Entries from a dataset:
══════════

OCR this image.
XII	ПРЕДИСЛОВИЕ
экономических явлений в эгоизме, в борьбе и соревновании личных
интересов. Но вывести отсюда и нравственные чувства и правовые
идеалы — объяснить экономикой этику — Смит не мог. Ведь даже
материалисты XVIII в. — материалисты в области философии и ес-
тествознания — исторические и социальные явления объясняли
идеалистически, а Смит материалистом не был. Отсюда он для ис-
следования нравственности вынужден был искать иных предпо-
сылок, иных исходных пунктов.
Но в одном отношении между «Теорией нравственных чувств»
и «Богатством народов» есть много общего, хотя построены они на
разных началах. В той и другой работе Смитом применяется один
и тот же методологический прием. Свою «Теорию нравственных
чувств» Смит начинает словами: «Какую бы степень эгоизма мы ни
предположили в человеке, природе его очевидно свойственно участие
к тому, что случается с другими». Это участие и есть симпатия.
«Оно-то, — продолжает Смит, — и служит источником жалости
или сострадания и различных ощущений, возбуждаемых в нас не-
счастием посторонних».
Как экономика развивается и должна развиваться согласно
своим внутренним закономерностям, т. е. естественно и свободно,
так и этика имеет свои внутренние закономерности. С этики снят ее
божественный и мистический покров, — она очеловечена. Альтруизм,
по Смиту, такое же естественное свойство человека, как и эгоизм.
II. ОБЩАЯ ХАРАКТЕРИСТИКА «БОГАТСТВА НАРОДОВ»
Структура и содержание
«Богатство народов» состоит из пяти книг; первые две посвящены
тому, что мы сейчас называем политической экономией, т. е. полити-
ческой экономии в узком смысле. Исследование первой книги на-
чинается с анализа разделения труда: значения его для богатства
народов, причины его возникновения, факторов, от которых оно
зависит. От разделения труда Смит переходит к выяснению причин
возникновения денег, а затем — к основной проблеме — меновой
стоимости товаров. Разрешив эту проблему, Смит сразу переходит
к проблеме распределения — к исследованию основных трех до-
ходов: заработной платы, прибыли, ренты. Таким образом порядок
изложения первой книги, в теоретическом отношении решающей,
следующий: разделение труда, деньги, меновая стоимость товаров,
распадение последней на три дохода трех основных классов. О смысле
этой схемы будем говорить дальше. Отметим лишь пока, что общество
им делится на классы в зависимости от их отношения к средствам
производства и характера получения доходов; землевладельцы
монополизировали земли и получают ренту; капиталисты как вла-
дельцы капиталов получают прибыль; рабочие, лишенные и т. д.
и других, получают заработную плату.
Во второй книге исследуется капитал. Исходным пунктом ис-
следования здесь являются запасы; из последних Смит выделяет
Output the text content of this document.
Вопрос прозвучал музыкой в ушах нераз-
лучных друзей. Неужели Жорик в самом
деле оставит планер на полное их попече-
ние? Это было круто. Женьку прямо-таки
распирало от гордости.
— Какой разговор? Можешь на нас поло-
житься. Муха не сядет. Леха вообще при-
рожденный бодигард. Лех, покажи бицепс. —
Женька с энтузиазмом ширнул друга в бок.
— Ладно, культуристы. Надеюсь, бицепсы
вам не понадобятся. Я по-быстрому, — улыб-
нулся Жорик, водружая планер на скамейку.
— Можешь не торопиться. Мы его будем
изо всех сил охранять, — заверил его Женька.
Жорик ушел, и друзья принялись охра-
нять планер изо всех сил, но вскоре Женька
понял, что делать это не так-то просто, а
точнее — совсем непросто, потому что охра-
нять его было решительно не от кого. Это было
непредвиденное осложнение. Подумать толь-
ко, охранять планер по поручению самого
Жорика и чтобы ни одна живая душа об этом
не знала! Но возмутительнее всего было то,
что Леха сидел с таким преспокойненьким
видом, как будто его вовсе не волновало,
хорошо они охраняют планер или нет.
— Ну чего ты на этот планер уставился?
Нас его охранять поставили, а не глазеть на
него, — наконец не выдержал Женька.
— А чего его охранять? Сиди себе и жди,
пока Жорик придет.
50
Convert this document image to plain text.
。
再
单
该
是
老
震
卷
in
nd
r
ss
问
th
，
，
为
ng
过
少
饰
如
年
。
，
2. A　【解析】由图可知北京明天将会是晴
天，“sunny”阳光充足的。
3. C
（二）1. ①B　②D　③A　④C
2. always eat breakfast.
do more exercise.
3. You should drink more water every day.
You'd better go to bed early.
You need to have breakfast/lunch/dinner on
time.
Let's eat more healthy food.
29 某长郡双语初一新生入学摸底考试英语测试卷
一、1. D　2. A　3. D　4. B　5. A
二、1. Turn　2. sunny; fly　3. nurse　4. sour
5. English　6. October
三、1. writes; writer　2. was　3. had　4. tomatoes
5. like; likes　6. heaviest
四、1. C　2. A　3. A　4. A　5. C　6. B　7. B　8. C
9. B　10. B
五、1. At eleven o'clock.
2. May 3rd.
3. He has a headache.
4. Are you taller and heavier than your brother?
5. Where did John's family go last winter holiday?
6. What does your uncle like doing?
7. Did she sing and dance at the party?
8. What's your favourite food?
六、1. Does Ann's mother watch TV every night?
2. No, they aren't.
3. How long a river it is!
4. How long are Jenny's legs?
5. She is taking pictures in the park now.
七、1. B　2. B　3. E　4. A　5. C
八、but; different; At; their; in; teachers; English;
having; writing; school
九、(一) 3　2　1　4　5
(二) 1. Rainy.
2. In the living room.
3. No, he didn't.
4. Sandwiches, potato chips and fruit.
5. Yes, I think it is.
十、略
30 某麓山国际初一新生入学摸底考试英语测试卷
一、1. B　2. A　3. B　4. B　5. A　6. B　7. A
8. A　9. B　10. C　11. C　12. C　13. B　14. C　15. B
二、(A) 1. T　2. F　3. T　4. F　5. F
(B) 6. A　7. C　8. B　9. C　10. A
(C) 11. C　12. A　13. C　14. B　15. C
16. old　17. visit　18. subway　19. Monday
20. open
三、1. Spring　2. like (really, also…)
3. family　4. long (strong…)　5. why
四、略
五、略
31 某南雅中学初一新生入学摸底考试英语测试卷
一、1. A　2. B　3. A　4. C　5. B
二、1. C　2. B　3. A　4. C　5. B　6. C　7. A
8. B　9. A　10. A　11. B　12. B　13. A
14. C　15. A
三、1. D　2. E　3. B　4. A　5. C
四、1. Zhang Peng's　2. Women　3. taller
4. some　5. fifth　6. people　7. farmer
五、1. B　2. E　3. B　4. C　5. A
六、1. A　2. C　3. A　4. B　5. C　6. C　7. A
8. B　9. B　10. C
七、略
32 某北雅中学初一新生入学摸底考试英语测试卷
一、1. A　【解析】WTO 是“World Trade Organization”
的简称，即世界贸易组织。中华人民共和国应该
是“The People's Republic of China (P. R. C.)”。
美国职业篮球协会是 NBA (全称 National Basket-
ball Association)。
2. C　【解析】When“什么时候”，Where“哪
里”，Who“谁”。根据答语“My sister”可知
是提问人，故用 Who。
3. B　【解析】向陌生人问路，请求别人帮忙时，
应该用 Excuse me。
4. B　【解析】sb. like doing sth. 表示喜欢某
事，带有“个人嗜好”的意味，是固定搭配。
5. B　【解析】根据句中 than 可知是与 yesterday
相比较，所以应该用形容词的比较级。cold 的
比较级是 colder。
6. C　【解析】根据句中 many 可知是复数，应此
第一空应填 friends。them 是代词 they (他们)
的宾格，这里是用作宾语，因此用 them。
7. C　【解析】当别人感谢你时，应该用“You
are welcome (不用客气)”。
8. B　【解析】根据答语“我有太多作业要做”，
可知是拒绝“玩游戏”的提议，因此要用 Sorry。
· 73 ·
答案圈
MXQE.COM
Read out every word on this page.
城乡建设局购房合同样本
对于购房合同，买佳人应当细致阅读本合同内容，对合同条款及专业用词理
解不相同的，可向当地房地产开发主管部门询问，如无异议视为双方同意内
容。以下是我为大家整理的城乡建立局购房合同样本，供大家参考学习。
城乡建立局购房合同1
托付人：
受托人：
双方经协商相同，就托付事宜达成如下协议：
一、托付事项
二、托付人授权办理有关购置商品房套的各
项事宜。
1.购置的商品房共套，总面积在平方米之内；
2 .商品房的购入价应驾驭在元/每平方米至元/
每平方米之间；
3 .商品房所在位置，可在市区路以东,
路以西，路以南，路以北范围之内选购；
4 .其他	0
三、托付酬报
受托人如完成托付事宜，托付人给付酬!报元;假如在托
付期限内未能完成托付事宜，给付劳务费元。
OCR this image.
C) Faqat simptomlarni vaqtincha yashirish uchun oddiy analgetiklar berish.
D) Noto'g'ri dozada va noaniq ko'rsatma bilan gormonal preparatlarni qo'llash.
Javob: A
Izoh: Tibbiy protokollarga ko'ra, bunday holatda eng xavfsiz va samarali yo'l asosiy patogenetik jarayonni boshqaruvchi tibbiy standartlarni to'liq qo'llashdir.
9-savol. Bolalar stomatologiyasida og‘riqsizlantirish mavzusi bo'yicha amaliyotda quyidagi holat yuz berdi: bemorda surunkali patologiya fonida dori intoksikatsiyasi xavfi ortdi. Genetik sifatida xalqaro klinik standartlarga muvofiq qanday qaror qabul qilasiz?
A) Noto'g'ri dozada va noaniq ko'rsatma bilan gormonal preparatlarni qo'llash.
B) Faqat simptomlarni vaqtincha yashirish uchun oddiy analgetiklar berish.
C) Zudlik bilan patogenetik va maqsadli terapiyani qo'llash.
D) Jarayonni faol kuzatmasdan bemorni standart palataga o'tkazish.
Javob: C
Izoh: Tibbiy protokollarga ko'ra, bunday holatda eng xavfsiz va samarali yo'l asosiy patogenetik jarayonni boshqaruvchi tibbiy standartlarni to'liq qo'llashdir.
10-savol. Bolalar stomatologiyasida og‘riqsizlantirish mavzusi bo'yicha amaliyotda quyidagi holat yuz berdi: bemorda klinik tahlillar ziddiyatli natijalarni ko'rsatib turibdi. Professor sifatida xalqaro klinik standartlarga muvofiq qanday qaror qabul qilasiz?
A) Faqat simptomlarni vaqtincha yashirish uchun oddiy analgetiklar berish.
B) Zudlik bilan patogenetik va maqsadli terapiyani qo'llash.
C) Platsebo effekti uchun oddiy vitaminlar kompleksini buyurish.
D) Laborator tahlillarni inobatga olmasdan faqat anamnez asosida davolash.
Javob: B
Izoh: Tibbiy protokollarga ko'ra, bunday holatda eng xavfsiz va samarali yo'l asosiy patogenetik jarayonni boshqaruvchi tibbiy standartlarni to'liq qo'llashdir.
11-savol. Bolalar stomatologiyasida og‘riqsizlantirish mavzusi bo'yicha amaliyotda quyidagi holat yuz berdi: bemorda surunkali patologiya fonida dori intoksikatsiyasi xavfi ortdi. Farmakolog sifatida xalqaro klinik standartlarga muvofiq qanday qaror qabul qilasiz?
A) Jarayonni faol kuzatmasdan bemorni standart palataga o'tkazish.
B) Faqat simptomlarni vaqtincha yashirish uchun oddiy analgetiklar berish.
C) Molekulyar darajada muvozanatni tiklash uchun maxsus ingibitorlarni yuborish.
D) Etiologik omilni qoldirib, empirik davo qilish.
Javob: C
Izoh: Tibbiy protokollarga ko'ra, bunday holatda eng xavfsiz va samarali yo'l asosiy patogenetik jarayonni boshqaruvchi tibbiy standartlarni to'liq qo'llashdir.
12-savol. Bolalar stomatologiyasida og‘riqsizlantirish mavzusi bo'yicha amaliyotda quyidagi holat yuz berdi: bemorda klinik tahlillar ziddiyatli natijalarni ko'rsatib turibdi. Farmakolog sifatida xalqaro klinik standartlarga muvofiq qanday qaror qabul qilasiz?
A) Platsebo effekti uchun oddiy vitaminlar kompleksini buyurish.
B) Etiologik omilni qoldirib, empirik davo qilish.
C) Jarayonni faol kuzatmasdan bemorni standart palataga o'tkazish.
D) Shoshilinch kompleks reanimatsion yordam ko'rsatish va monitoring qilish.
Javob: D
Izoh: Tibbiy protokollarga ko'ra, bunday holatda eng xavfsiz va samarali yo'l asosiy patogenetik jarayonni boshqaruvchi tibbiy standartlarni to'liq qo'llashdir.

══════════

→ Task instructions: State only the count of lines above that hold the string "sifatida".

→ Correct output: 4